*What the task requires:* Locate and copy all lines bearing the word "고백합니다".

[Extracted data entries]
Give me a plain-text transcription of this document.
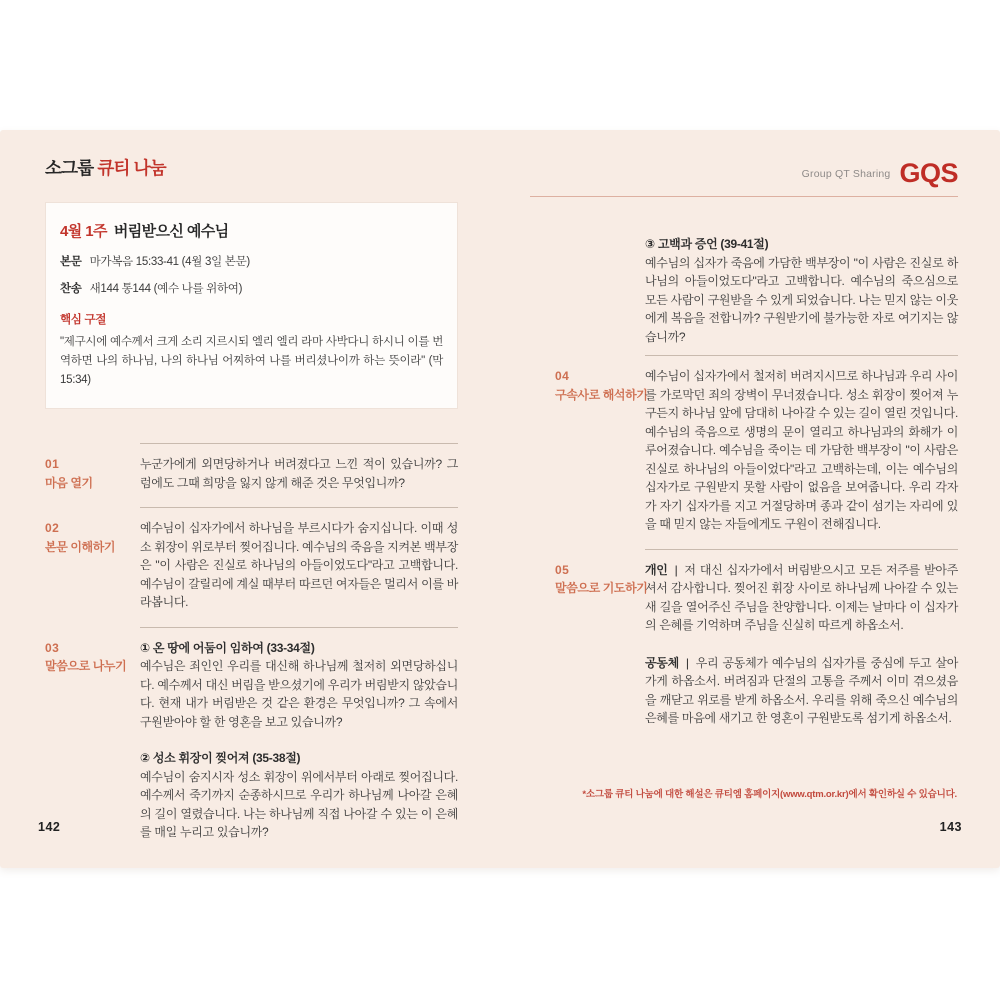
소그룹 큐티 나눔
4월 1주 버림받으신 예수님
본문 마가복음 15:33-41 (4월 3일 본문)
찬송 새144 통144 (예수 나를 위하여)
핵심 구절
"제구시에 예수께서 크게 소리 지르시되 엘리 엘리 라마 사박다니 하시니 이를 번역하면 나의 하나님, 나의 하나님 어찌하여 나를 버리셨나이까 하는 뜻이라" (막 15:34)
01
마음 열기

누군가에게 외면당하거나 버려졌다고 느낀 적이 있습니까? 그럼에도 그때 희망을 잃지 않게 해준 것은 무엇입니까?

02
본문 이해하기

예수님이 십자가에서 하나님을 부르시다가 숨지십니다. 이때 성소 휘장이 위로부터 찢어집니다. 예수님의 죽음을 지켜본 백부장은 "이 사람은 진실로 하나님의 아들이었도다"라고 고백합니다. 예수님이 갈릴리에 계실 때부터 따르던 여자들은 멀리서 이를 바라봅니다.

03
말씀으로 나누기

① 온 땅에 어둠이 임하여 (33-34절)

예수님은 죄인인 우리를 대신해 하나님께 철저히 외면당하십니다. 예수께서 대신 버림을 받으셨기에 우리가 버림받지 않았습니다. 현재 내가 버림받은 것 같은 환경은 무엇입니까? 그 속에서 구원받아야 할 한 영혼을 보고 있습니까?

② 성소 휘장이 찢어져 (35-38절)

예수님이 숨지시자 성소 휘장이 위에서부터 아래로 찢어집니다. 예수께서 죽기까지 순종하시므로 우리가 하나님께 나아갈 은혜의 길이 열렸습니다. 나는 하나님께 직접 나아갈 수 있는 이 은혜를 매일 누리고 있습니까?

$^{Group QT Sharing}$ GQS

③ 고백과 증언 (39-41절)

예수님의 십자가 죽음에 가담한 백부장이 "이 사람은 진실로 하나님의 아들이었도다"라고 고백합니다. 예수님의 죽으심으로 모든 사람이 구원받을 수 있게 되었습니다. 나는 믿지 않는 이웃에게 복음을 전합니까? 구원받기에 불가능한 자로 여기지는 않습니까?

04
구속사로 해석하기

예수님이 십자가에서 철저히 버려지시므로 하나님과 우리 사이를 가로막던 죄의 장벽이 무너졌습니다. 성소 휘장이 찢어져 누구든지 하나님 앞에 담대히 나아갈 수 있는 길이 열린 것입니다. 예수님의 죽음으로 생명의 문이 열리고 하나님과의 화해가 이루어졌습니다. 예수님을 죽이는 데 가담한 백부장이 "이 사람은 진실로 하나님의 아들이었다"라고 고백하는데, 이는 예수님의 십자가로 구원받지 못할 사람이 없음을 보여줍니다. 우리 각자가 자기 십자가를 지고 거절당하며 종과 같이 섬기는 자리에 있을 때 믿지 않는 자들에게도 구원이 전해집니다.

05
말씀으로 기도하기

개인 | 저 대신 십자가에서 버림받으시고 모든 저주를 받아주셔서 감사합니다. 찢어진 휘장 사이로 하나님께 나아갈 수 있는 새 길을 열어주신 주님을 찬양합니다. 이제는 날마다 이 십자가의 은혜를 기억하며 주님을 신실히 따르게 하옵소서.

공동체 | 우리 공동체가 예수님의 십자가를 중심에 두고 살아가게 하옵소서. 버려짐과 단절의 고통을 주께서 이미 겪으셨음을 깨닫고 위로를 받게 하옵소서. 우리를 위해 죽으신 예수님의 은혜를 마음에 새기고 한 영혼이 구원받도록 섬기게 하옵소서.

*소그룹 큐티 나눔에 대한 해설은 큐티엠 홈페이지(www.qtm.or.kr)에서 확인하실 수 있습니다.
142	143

*Expected answer:*
예수님이 십자가에서 하나님을 부르시다가 숨지십니다. 이때 성소 휘장이 위로부터 찢어집니다. 예수님의 죽음을 지켜본 백부장은 "이 사람은 진실로 하나님의 아들이었도다"라고 고백합니다. 예수님이 갈릴리에 계실 때부터 따르던 여자들은 멀리서 이를 바라봅니다.
예수님의 십자가 죽음에 가담한 백부장이 "이 사람은 진실로 하나님의 아들이었도다"라고 고백합니다. 예수님의 죽으심으로 모든 사람이 구원받을 수 있게 되었습니다. 나는 믿지 않는 이웃에게 복음을 전합니까? 구원받기에 불가능한 자로 여기지는 않습니까?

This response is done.